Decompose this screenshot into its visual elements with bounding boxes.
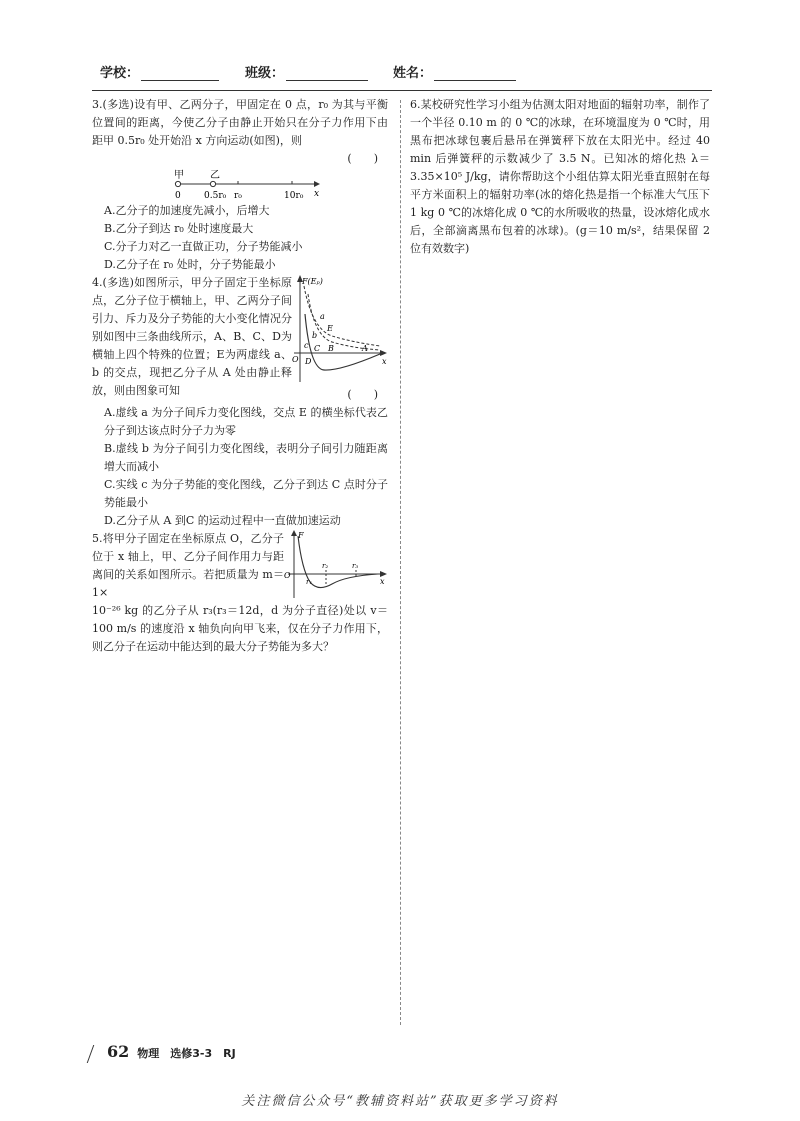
footer-subject: 物理 选修3-3 RJ: [137, 1047, 236, 1060]
q4-label-b: b: [312, 331, 318, 340]
q3-tick-label-r0: r₀: [234, 191, 242, 201]
q5-force-figure: [284, 530, 388, 600]
footer-slash-mark: [87, 1045, 105, 1063]
question-5: [92, 530, 388, 656]
question-4: [92, 274, 388, 530]
q4-label-D: D: [305, 357, 312, 366]
q4-curve-c: [305, 314, 380, 370]
q4-option-c: C.实线 c 为分子势能的变化图线，乙分子到达 C 点时分子势能最小: [104, 478, 388, 509]
q5-label-r1: r₁: [306, 578, 313, 586]
q5-label-O: O: [284, 571, 291, 580]
q3-molecule-yi: [210, 181, 215, 186]
q3-tick-label-10r0: 10r₀: [284, 191, 304, 201]
q3-molecule-jia: [175, 181, 180, 186]
q4-label-B: B: [328, 344, 334, 353]
q3-stem: 3.(多选)设有甲、乙两分子，甲固定在 0 点，r₀ 为其与平衡位置间的距离，今使乙分子由静止开始只在分子力作用下由距甲 0.5r₀ 处开始沿 x 方向运动(如图)，则: [92, 98, 388, 147]
q4-label-A: A: [362, 344, 368, 353]
q5-label-r3: r₃: [352, 562, 359, 570]
name-blank[interactable]: [434, 66, 516, 81]
question-3: [92, 96, 388, 274]
q5-stem-part1: 5.将甲分子固定在坐标原点 O，乙分子位于 x 轴上，甲、乙分子间作用力与距离间的关系如图所示。若把质量为 m＝1×: [92, 532, 284, 599]
right-column: [410, 96, 710, 258]
q3-axis-arrow: [314, 181, 320, 187]
school-blank[interactable]: [141, 66, 219, 81]
q5-y-axis-arrow: [291, 530, 297, 536]
question-6: [410, 96, 710, 258]
q3-tick-label-0: 0: [175, 191, 181, 201]
q4-option-d: D.乙分子从 A 到C 的运动过程中一直做加速运动: [104, 514, 341, 527]
column-divider: [400, 100, 401, 1025]
q4-curve-b: [308, 294, 380, 350]
q4-label-a: a: [320, 312, 325, 321]
q3-option-d: D.乙分子在 r₀ 处时，分子势能最小: [104, 258, 276, 271]
class-label: 班级：: [245, 66, 285, 81]
q5-label-F: F: [298, 531, 304, 540]
q6-stem: 6.某校研究性学习小组为估测太阳对地面的辐射功率，制作了一个半径 0.10 m 的 0 ℃的冰球，在环境温度为 0 ℃时，用黑布把冰球包裹后悬吊在弹簧秤下放在太阳光中。经过 40 min 后弹簧秤的示数减少了 3.5 N。已知冰的熔化热 λ＝3.35×10⁵ J/kg，请你帮助这个小组估算太阳光垂直照射在每平方米面积上的辐射功率(冰的熔化热是指一个标准大气压下 1 kg 0 ℃的冰熔化成 0 ℃的水所吸收的热量，设冰熔化成水后，全部滴离黑布包着的冰球)。(g＝10 m/s²，结果保留 2 位有效数字): [410, 98, 710, 255]
page-number: 62: [107, 1042, 130, 1061]
q4-figure-wrap: [292, 274, 388, 386]
q4-stem: 4.(多选)如图所示，甲分子固定于坐标原点，乙分子位于横轴上，甲、乙两分子间引力、斥力及分子势能的大小变化情况分别如图中三条曲线所示，A、B、C、D为横轴上四个特殊的位置；E为两虚线 a、b 的交点，现把乙分子从 A 处由静止释放，则由图象可知: [92, 276, 292, 397]
q3-label-yi: 乙: [210, 170, 220, 181]
name-label: 姓名：: [393, 66, 433, 81]
q5-label-x: x: [380, 577, 385, 586]
school-label: 学校：: [100, 66, 140, 81]
q4-label-C: C: [314, 344, 321, 353]
page-footer: [90, 1042, 236, 1063]
q5-stem-part2: 10⁻²⁶ kg 的乙分子从 r₃(r₃＝12d，d 为分子直径)处以 v＝100 m/s 的速度沿 x 轴负向向甲飞来，仅在分子力作用下，则乙分子在运动中能达到的最大分子势能为多大？: [92, 604, 388, 653]
q4-x-axis-arrow: [380, 350, 387, 356]
q3-label-jia: 甲: [174, 170, 184, 181]
bottom-promo-note: 关注微信公众号“教辅资料站”获取更多学习资料: [241, 1094, 559, 1109]
q4-label-x: x: [382, 357, 387, 366]
q3-number-line-figure: [92, 168, 388, 202]
header-rule: [92, 90, 712, 91]
q5-figure-wrap: [284, 530, 388, 600]
q4-option-b: B.虚线 b 为分子间引力变化图线，表明分子间引力随距离增大而减小: [104, 442, 388, 473]
q3-option-b: B.乙分子到达 r₀ 处时速度最大: [104, 222, 254, 235]
q4-label-O: O: [292, 355, 299, 364]
class-blank[interactable]: [286, 66, 368, 81]
q3-answer-paren: ( ): [347, 152, 378, 165]
q4-label-F: F(Eₚ): [302, 277, 323, 286]
q4-label-c: c: [304, 341, 309, 350]
q3-option-c: C.分子力对乙一直做正功，分子势能减小: [104, 240, 303, 253]
left-column: [92, 96, 388, 656]
school-field: [100, 62, 219, 81]
name-field: [393, 62, 516, 81]
q3-axis-label-x: x: [314, 189, 320, 199]
class-field: [245, 62, 368, 81]
q4-answer-paren: ( ): [347, 388, 378, 401]
q4-force-energy-figure: [292, 274, 388, 386]
q3-tick-label-half-r0: 0.5r₀: [204, 191, 227, 201]
q3-option-a: A.乙分子的加速度先减小，后增大: [104, 204, 270, 217]
q4-label-E: E: [327, 324, 333, 333]
q4-option-a: A.虚线 a 为分子间斥力变化图线，交点 E 的横坐标代表乙分子到达该点时分子力为零: [104, 406, 388, 437]
q5-label-r2: r₂: [322, 562, 329, 570]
........
* [Exercise] Write out all the lines above again with each "interactable" swapped for "editable" and nothing else changed, and leave out the picture.

* [Solved exercise]
Decompose this screenshot into its visual elements with bounding boxes.
footer-subject: 物理 选修3-3 RJ: [137, 1047, 236, 1060]
q4-label-b: b: [312, 331, 318, 340]
q3-tick-label-r0: r₀: [234, 191, 242, 201]
q5-force-figure: [284, 530, 388, 600]
footer-slash-mark: [87, 1045, 105, 1063]
question-5: [92, 530, 388, 656]
question-4: [92, 274, 388, 530]
q4-label-D: D: [305, 357, 312, 366]
q4-curve-c: [305, 314, 380, 370]
q4-option-c: C.实线 c 为分子势能的变化图线，乙分子到达 C 点时分子势能最小: [104, 478, 388, 509]
q5-label-r1: r₁: [306, 578, 313, 586]
q5-label-O: O: [284, 571, 291, 580]
q3-molecule-yi: [210, 181, 215, 186]
q3-tick-label-10r0: 10r₀: [284, 191, 304, 201]
q3-molecule-jia: [175, 181, 180, 186]
q4-label-B: B: [328, 344, 334, 353]
q3-stem: 3.(多选)设有甲、乙两分子，甲固定在 0 点，r₀ 为其与平衡位置间的距离，今使乙分子由静止开始只在分子力作用下由距甲 0.5r₀ 处开始沿 x 方向运动(如图)，则: [92, 98, 388, 147]
q4-label-A: A: [362, 344, 368, 353]
q5-label-r3: r₃: [352, 562, 359, 570]
name-blank[editable]: [434, 66, 516, 81]
question-3: [92, 96, 388, 274]
q5-stem-part1: 5.将甲分子固定在坐标原点 O，乙分子位于 x 轴上，甲、乙分子间作用力与距离间的关系如图所示。若把质量为 m＝1×: [92, 532, 284, 599]
right-column: [410, 96, 710, 258]
q3-axis-arrow: [314, 181, 320, 187]
school-blank[editable]: [141, 66, 219, 81]
q5-y-axis-arrow: [291, 530, 297, 536]
question-6: [410, 96, 710, 258]
q3-tick-label-0: 0: [175, 191, 181, 201]
q4-option-d: D.乙分子从 A 到C 的运动过程中一直做加速运动: [104, 514, 341, 527]
column-divider: [400, 100, 401, 1025]
q4-curve-b: [308, 294, 380, 350]
q4-label-a: a: [320, 312, 325, 321]
q3-option-d: D.乙分子在 r₀ 处时，分子势能最小: [104, 258, 276, 271]
class-label: 班级：: [245, 66, 285, 81]
q5-label-F: F: [298, 531, 304, 540]
q6-stem: 6.某校研究性学习小组为估测太阳对地面的辐射功率，制作了一个半径 0.10 m 的 0 ℃的冰球，在环境温度为 0 ℃时，用黑布把冰球包裹后悬吊在弹簧秤下放在太阳光中。经过 40 min 后弹簧秤的示数减少了 3.5 N。已知冰的熔化热 λ＝3.35×10⁵ J/kg，请你帮助这个小组估算太阳光垂直照射在每平方米面积上的辐射功率(冰的熔化热是指一个标准大气压下 1 kg 0 ℃的冰熔化成 0 ℃的水所吸收的热量，设冰熔化成水后，全部滴离黑布包着的冰球)。(g＝10 m/s²，结果保留 2 位有效数字): [410, 98, 710, 255]
page-number: 62: [107, 1042, 130, 1061]
q4-figure-wrap: [292, 274, 388, 386]
q4-stem: 4.(多选)如图所示，甲分子固定于坐标原点，乙分子位于横轴上，甲、乙两分子间引力、斥力及分子势能的大小变化情况分别如图中三条曲线所示，A、B、C、D为横轴上四个特殊的位置；E为两虚线 a、b 的交点，现把乙分子从 A 处由静止释放，则由图象可知: [92, 276, 292, 397]
q3-label-yi: 乙: [210, 170, 220, 181]
name-label: 姓名：: [393, 66, 433, 81]
q5-label-x: x: [380, 577, 385, 586]
school-label: 学校：: [100, 66, 140, 81]
q4-label-C: C: [314, 344, 321, 353]
page-footer: [90, 1042, 236, 1063]
q5-stem-part2: 10⁻²⁶ kg 的乙分子从 r₃(r₃＝12d，d 为分子直径)处以 v＝100 m/s 的速度沿 x 轴负向向甲飞来，仅在分子力作用下，则乙分子在运动中能达到的最大分子势能为多大？: [92, 604, 388, 653]
q4-x-axis-arrow: [380, 350, 387, 356]
q3-label-jia: 甲: [174, 170, 184, 181]
bottom-promo-note: 关注微信公众号“教辅资料站”获取更多学习资料: [241, 1094, 559, 1109]
q4-label-x: x: [382, 357, 387, 366]
q3-number-line-figure: [92, 168, 388, 202]
header-rule: [92, 90, 712, 91]
q5-figure-wrap: [284, 530, 388, 600]
q4-option-b: B.虚线 b 为分子间引力变化图线，表明分子间引力随距离增大而减小: [104, 442, 388, 473]
q3-option-b: B.乙分子到达 r₀ 处时速度最大: [104, 222, 254, 235]
q4-label-O: O: [292, 355, 299, 364]
class-blank[editable]: [286, 66, 368, 81]
q3-answer-paren: ( ): [347, 152, 378, 165]
q4-label-F: F(Eₚ): [302, 277, 323, 286]
q4-label-c: c: [304, 341, 309, 350]
q3-option-c: C.分子力对乙一直做正功，分子势能减小: [104, 240, 303, 253]
left-column: [92, 96, 388, 656]
school-field: [100, 62, 219, 81]
name-field: [393, 62, 516, 81]
q3-axis-label-x: x: [314, 189, 320, 199]
class-field: [245, 62, 368, 81]
q4-answer-paren: ( ): [347, 388, 378, 401]
q4-force-energy-figure: [292, 274, 388, 386]
q3-tick-label-half-r0: 0.5r₀: [204, 191, 227, 201]
q3-option-a: A.乙分子的加速度先减小，后增大: [104, 204, 270, 217]
q4-label-E: E: [327, 324, 333, 333]
q4-option-a: A.虚线 a 为分子间斥力变化图线，交点 E 的横坐标代表乙分子到达该点时分子力为零: [104, 406, 388, 437]
q5-label-r2: r₂: [322, 562, 329, 570]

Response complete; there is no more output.